** GIVEN EXERCISE **
Every record must be transcribed in its entirety, apart from the images, which are to be omitted.

════

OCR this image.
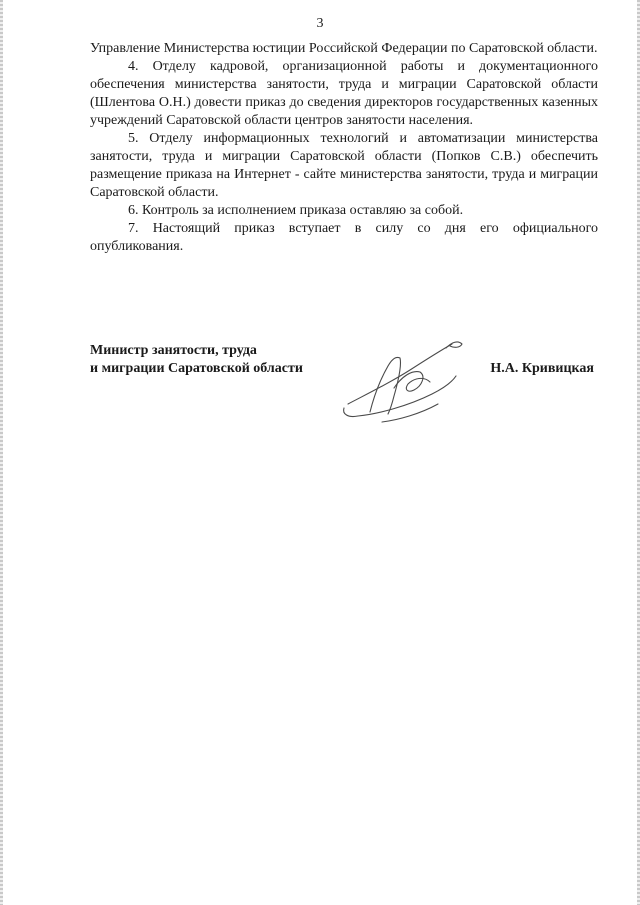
3

Управление Министерства юстиции Российской Федерации по Саратовской области.

4. Отделу кадровой, организационной работы и документационного обеспечения министерства занятости, труда и миграции Саратовской области (Шлентова О.Н.) довести приказ до сведения директоров государственных казенных учреждений Саратовской области центров занятости населения.

5. Отделу информационных технологий и автоматизации министерства занятости, труда и миграции Саратовской области (Попков С.В.) обеспечить размещение приказа на Интернет - сайте министерства занятости, труда и миграции Саратовской области.

6. Контроль за исполнением приказа оставляю за собой.

7. Настоящий приказ вступает в силу со дня его официального опубликования.

Министр занятости, труда
и миграции Саратовской области	Н.А. Кривицкая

════

** SOLUTION FOR THIS PROBLEM **
OCR this image.
3

Управление Министерства юстиции Российской Федерации по Саратовской области.

4. Отделу кадровой, организационной работы и документационного обеспечения министерства занятости, труда и миграции Саратовской области (Шлентова О.Н.) довести приказ до сведения директоров государственных казенных учреждений Саратовской области центров занятости населения.

5. Отделу информационных технологий и автоматизации министерства занятости, труда и миграции Саратовской области (Попков С.В.) обеспечить размещение приказа на Интернет - сайте министерства занятости, труда и миграции Саратовской области.

6. Контроль за исполнением приказа оставляю за собой.

7. Настоящий приказ вступает в силу со дня его официального опубликования.

Министр занятости, труда
и миграции Саратовской области	Н.А. Кривицкая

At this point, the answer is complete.